Lines of data:
[Start]

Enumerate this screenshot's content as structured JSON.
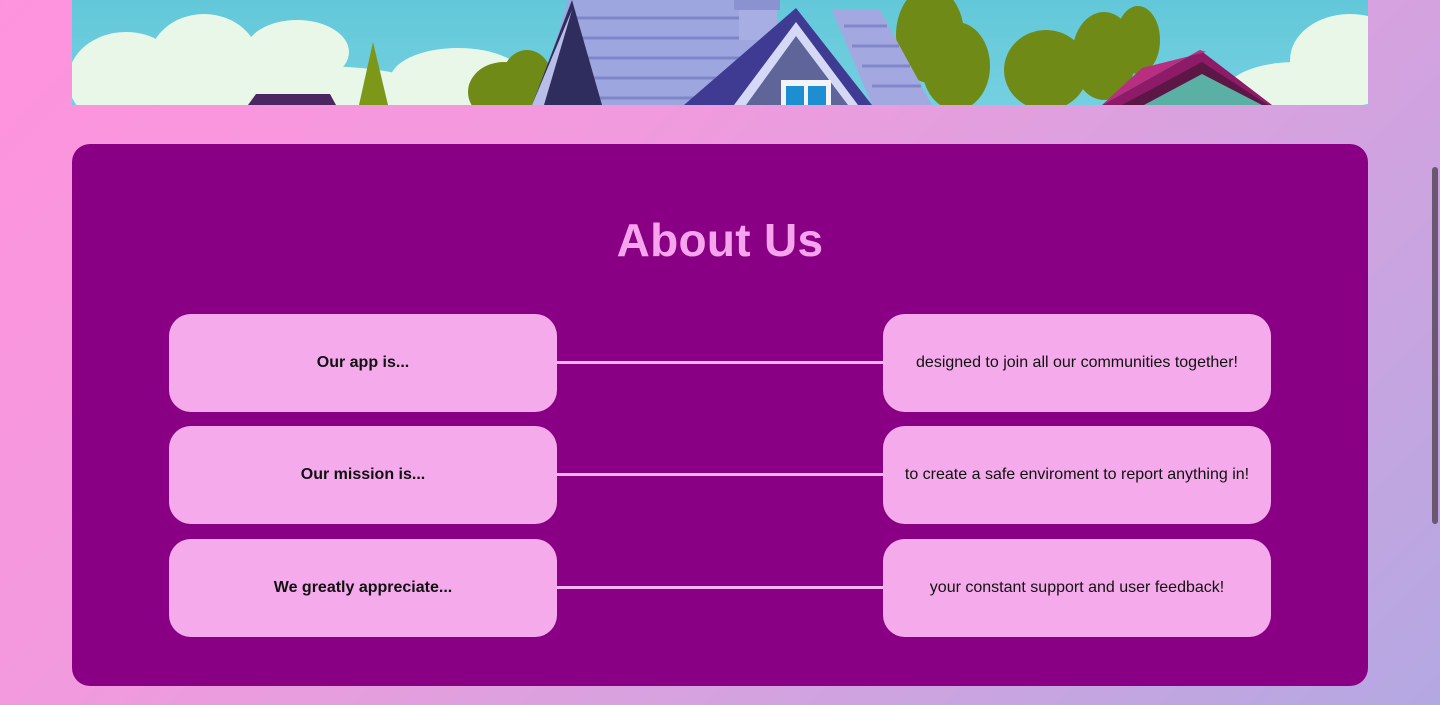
{
  "hero": {
    "image_name": "neighborhood-houses-illustration"
  },
  "about": {
    "title": "About Us",
    "rows": [
      {
        "left": "Our app is...",
        "right": "designed to join all our communities together!"
      },
      {
        "left": "Our mission is...",
        "right": "to create a safe enviroment to report anything in!"
      },
      {
        "left": "We greatly appreciate...",
        "right": "your constant support and user feedback!"
      }
    ]
  },
  "colors": {
    "panel": "#8a0085",
    "card": "#f5abeb",
    "title": "#f7a4ee",
    "background_start": "#ff93dd",
    "background_end": "#b4a8e2"
  }
}
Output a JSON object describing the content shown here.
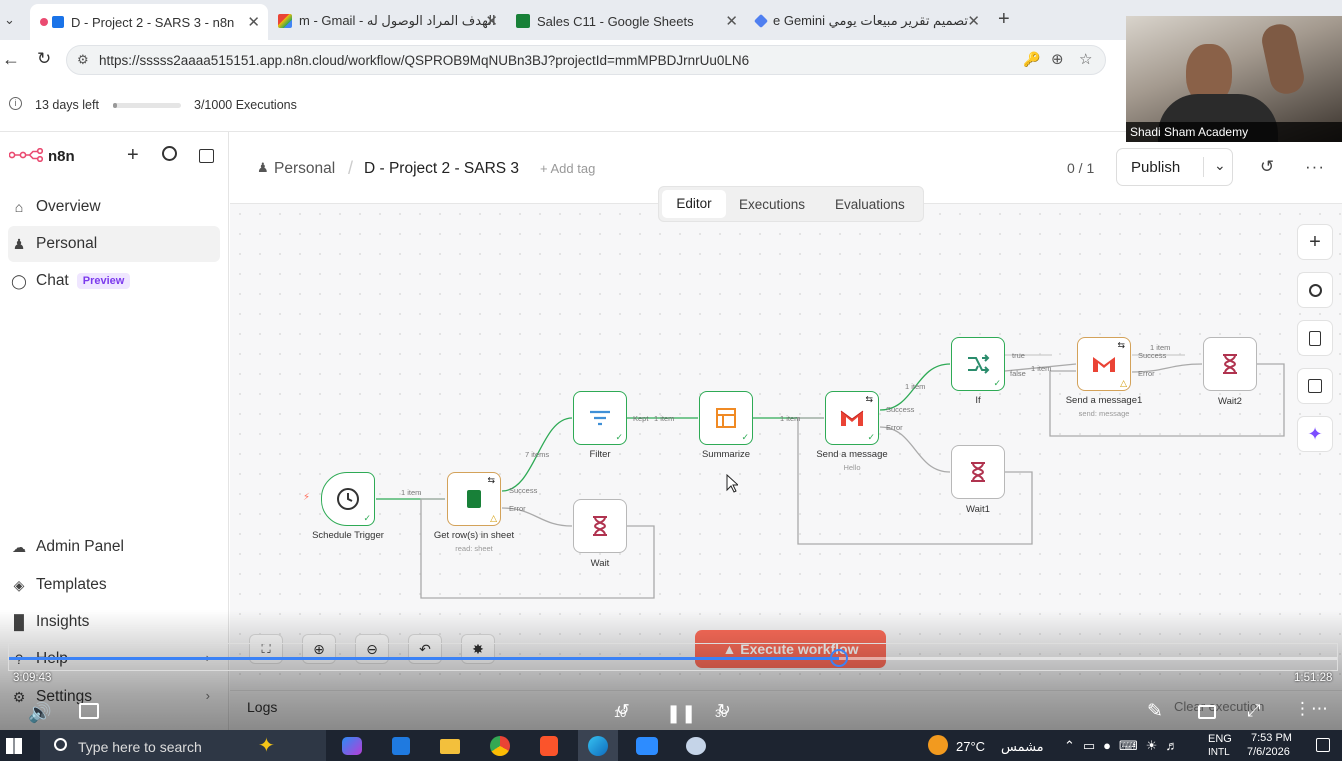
{
  "browser": {
    "tabs": [
      {
        "label": "D - Project 2 - SARS 3 - n8n",
        "active": true
      },
      {
        "label": "m - Gmail - الهدف المراد الوصول له",
        "active": false
      },
      {
        "label": "Sales C11 - Google Sheets",
        "active": false
      },
      {
        "label": "e Gemini تصميم تقرير مبيعات يومي",
        "active": false
      }
    ],
    "url": "https://sssss2aaaa515151.app.n8n.cloud/workflow/QSPROB9MqNUBn3BJ?projectId=mmMPBDJrnrUu0LN6"
  },
  "trial": {
    "days_left": "13 days left",
    "executions": "3/1000 Executions",
    "progress": 0.003
  },
  "sidebar": {
    "brand": "n8n",
    "items": [
      {
        "label": "Overview"
      },
      {
        "label": "Personal"
      },
      {
        "label": "Chat",
        "badge": "Preview"
      }
    ],
    "bottom_items": [
      {
        "label": "Admin Panel"
      },
      {
        "label": "Templates"
      },
      {
        "label": "Insights"
      },
      {
        "label": "Help"
      },
      {
        "label": "Settings"
      }
    ]
  },
  "header": {
    "project": "Personal",
    "workflow_name": "D - Project 2 - SARS 3",
    "add_tag": "+ Add tag",
    "counter": "0 / 1",
    "publish": "Publish",
    "tabs": [
      "Editor",
      "Executions",
      "Evaluations"
    ]
  },
  "workflow": {
    "nodes": [
      {
        "name": "Schedule Trigger",
        "sub": ""
      },
      {
        "name": "Get row(s) in sheet",
        "sub": "read: sheet"
      },
      {
        "name": "Filter",
        "sub": ""
      },
      {
        "name": "Summarize",
        "sub": ""
      },
      {
        "name": "Send a message",
        "sub": "Hello"
      },
      {
        "name": "If",
        "sub": ""
      },
      {
        "name": "Send a message1",
        "sub": "send: message"
      },
      {
        "name": "Wait2",
        "sub": ""
      },
      {
        "name": "Wait1",
        "sub": ""
      },
      {
        "name": "Wait",
        "sub": ""
      }
    ],
    "edge_labels": {
      "e1": "1 item",
      "e2": "7 items",
      "e3": "Kept",
      "e3b": "1 item",
      "e4": "1 item",
      "e5": "1 item",
      "e6": "1 item",
      "e7": "1 item",
      "success": "Success",
      "error": "Error",
      "true": "true",
      "false": "false"
    },
    "execute_button": "Execute workflow",
    "logs": "Logs",
    "clear_execution": "Clear execution"
  },
  "video": {
    "channel": "Shadi Sham Academy",
    "time_current": "3:09:43",
    "time_total": "1:51:28",
    "progress": 0.625,
    "skip_back": "10",
    "skip_forward": "30"
  },
  "taskbar": {
    "search_placeholder": "Type here to search",
    "temperature": "27°C",
    "weather": "مشمس",
    "lang": "ENG",
    "lang2": "INTL",
    "time": "7:53 PM",
    "date": "7/6/2026"
  },
  "colors": {
    "accent": "#ea4b71",
    "success": "#2eaa55",
    "execute": "#ff6d5a"
  }
}
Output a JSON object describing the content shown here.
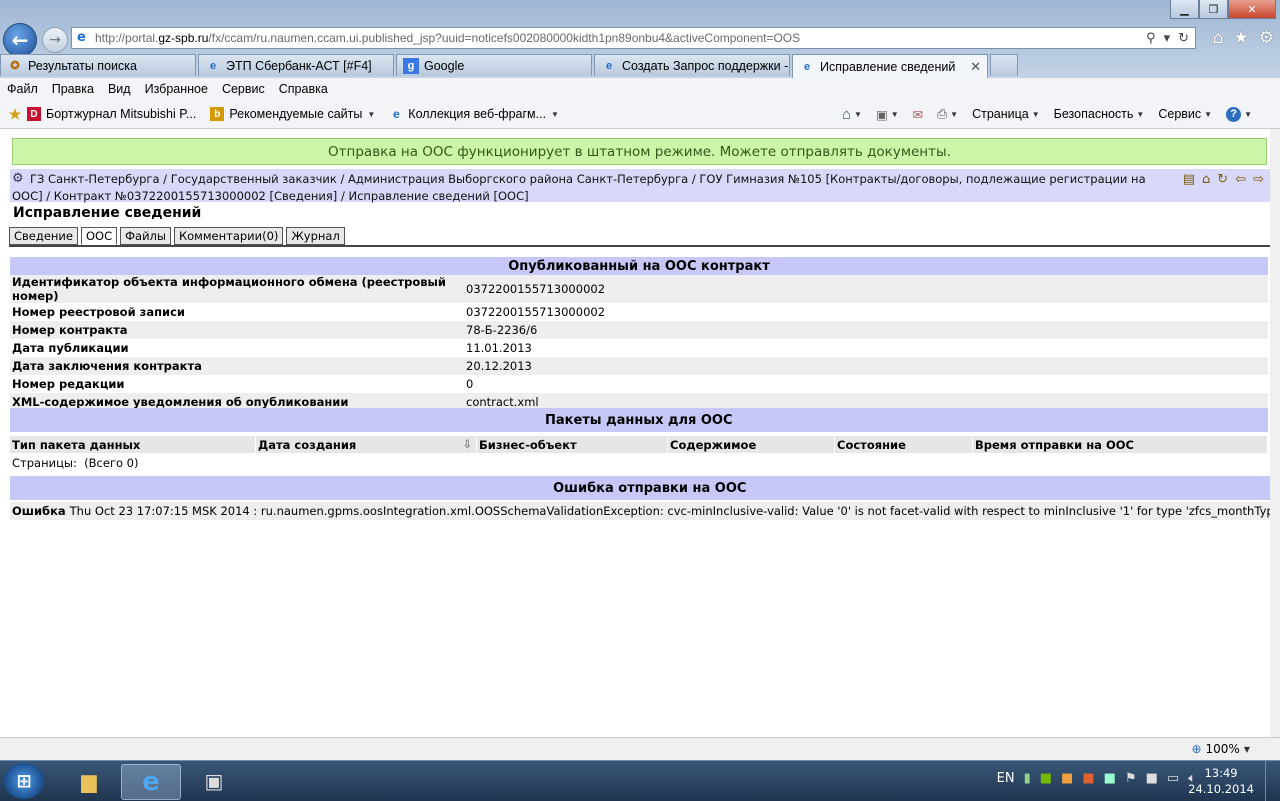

[End]

Select from the material above each line in which the string "right" appears, and list those lines.

# Answer to the task:
        "right": "designed to join all our communities together!"
        "right": "to create a safe enviroment to report anything in!"
        "right": "your constant support and user feedback!"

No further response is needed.